* Stated exercise *
Reproduce all entries precisely, down to the last character.

* Figure collection entries *

______

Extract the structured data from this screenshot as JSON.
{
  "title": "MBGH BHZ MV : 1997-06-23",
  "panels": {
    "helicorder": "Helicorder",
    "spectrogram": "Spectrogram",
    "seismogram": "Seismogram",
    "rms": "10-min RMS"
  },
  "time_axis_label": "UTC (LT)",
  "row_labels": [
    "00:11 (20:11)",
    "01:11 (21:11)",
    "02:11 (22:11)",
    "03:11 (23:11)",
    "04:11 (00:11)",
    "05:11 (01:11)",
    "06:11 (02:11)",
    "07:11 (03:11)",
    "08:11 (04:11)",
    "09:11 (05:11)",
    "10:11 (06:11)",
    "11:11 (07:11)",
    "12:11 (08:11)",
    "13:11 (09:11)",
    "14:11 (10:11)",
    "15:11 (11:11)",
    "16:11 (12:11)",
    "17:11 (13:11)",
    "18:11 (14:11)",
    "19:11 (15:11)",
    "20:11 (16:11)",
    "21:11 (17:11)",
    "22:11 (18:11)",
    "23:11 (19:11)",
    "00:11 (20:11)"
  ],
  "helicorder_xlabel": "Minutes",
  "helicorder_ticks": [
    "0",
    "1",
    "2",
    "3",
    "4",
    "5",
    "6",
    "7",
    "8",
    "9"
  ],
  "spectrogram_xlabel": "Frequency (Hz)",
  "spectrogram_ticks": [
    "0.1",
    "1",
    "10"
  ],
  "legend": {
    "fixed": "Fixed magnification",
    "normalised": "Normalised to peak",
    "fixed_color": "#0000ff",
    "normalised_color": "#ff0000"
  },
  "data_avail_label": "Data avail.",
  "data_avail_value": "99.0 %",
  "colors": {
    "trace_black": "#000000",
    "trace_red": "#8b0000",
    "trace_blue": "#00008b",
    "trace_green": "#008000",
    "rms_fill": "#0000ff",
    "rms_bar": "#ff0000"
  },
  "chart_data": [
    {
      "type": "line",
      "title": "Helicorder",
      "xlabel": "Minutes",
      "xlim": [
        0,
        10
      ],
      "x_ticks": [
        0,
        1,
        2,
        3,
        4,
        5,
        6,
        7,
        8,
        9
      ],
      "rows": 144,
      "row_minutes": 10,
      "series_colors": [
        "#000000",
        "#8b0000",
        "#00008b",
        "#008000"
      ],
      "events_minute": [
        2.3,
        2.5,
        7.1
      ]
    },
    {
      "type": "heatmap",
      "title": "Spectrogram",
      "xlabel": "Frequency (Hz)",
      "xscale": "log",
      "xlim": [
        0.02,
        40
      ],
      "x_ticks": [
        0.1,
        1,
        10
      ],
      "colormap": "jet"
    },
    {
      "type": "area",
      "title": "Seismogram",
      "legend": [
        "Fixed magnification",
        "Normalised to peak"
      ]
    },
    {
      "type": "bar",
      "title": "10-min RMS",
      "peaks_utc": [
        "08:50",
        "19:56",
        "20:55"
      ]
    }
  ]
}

______

* Exercise output *
Extract the structured data from this screenshot as JSON.
{
  "title": "MBGH BHZ MV : 1997-06-23",
  "panels": {
    "helicorder": "Helicorder",
    "spectrogram": "Spectrogram",
    "seismogram": "Seismogram",
    "rms": "10-min RMS"
  },
  "time_axis_label": "UTC (LT)",
  "row_labels": [
    "00:11 (20:11)",
    "01:11 (21:11)",
    "02:11 (22:11)",
    "03:11 (23:11)",
    "04:11 (00:11)",
    "05:11 (01:11)",
    "06:11 (02:11)",
    "07:11 (03:11)",
    "08:11 (04:11)",
    "09:11 (05:11)",
    "10:11 (06:11)",
    "11:11 (07:11)",
    "12:11 (08:11)",
    "13:11 (09:11)",
    "14:11 (10:11)",
    "15:11 (11:11)",
    "16:11 (12:11)",
    "17:11 (13:11)",
    "18:11 (14:11)",
    "19:11 (15:11)",
    "20:11 (16:11)",
    "21:11 (17:11)",
    "22:11 (18:11)",
    "23:11 (19:11)",
    "00:11 (20:11)"
  ],
  "helicorder_xlabel": "Minutes",
  "helicorder_ticks": [
    "0",
    "1",
    "2",
    "3",
    "4",
    "5",
    "6",
    "7",
    "8",
    "9"
  ],
  "spectrogram_xlabel": "Frequency (Hz)",
  "spectrogram_ticks": [
    "0.1",
    "1",
    "10"
  ],
  "legend": {
    "fixed": "Fixed magnification",
    "normalised": "Normalised to peak",
    "fixed_color": "#0000ff",
    "normalised_color": "#ff0000"
  },
  "data_avail_label": "Data avail.",
  "data_avail_value": "99.0 %",
  "colors": {
    "trace_black": "#000000",
    "trace_red": "#8b0000",
    "trace_blue": "#00008b",
    "trace_green": "#008000",
    "rms_fill": "#0000ff",
    "rms_bar": "#ff0000"
  },
  "chart_data": [
    {
      "type": "line",
      "title": "Helicorder",
      "xlabel": "Minutes",
      "xlim": [
        0,
        10
      ],
      "x_ticks": [
        0,
        1,
        2,
        3,
        4,
        5,
        6,
        7,
        8,
        9
      ],
      "rows": 144,
      "row_minutes": 10,
      "series_colors": [
        "#000000",
        "#8b0000",
        "#00008b",
        "#008000"
      ],
      "events_minute": [
        2.3,
        2.5,
        7.1
      ]
    },
    {
      "type": "heatmap",
      "title": "Spectrogram",
      "xlabel": "Frequency (Hz)",
      "xscale": "log",
      "xlim": [
        0.02,
        40
      ],
      "x_ticks": [
        0.1,
        1,
        10
      ],
      "colormap": "jet"
    },
    {
      "type": "area",
      "title": "Seismogram",
      "legend": [
        "Fixed magnification",
        "Normalised to peak"
      ]
    },
    {
      "type": "bar",
      "title": "10-min RMS",
      "peaks_utc": [
        "08:50",
        "19:56",
        "20:55"
      ]
    }
  ]
}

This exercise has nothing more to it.